* Begin Data shown *

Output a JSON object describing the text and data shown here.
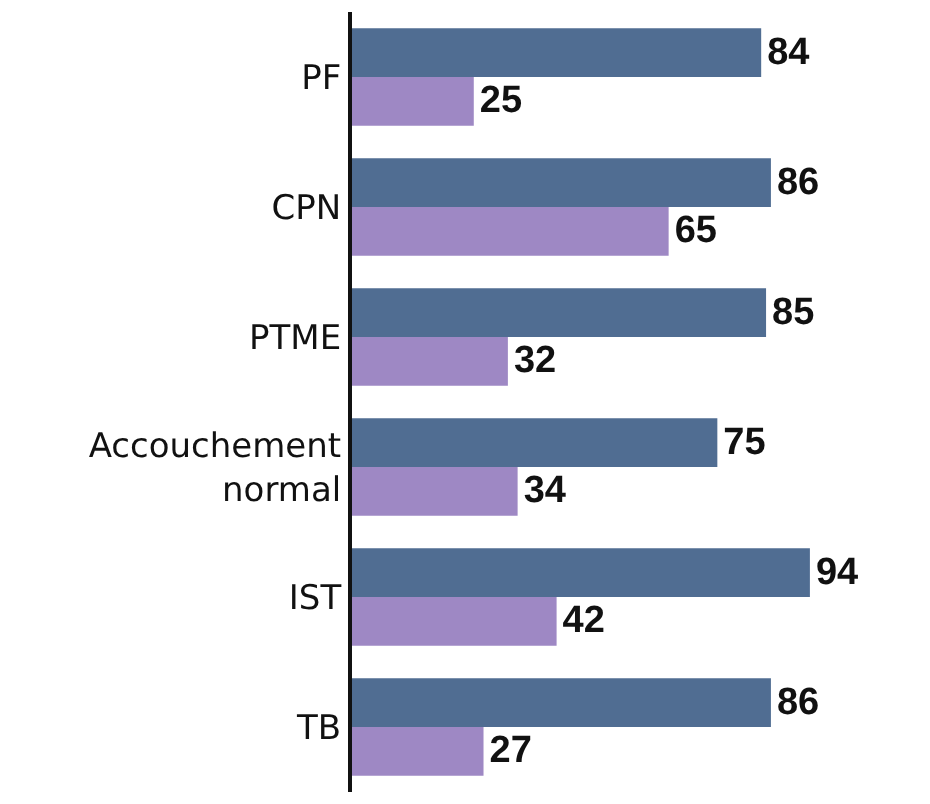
{
  "chart_data": {
    "type": "bar",
    "orientation": "horizontal",
    "categories": [
      "PF",
      "CPN",
      "PTME",
      "Accouchement normal",
      "IST",
      "TB"
    ],
    "series": [
      {
        "color": "#506d92",
        "values": [
          84,
          86,
          85,
          75,
          94,
          86
        ]
      },
      {
        "color": "#9e88c4",
        "values": [
          25,
          65,
          32,
          34,
          42,
          27
        ]
      }
    ],
    "data_labels": true,
    "tick_labels": "y"
  }
}
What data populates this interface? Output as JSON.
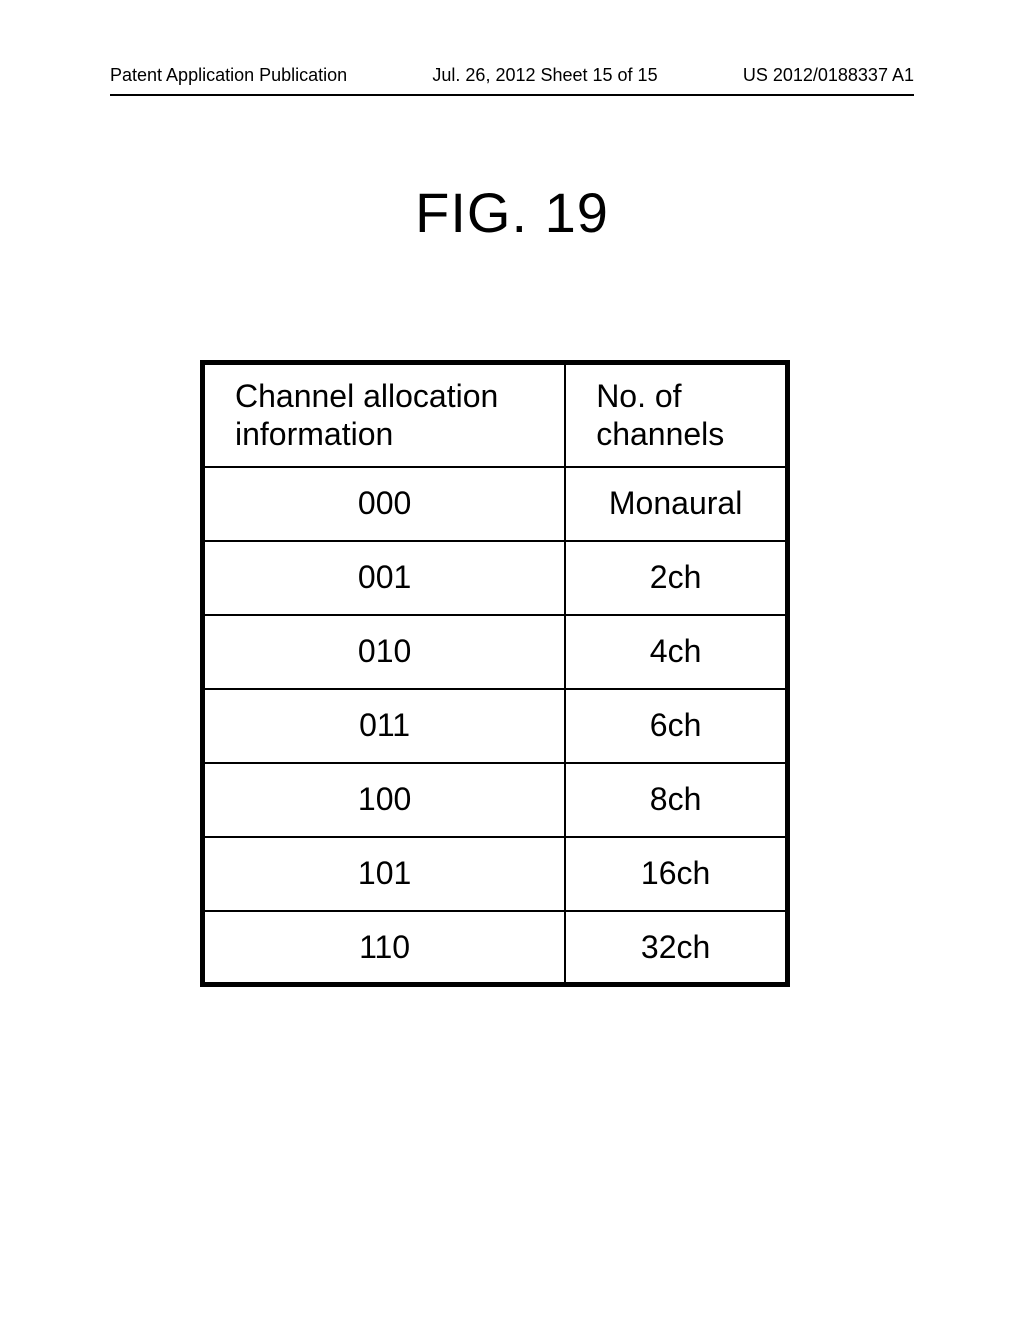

* End Data shown *

Your task is to retype all the entries exactly and leave out any pictures.

Output of the exercise:
Output a JSON object describing the text and data shown here.
{
  "chart_data": {
    "type": "bar",
    "orientation": "horizontal",
    "categories": [
      "PF",
      "CPN",
      "PTME",
      "Accouchement normal",
      "IST",
      "TB"
    ],
    "series": [
      {
        "color": "#506d92",
        "values": [
          84,
          86,
          85,
          75,
          94,
          86
        ]
      },
      {
        "color": "#9e88c4",
        "values": [
          25,
          65,
          32,
          34,
          42,
          27
        ]
      }
    ],
    "data_labels": true,
    "tick_labels": "y"
  }
}
What data populates this interface? Output as JSON.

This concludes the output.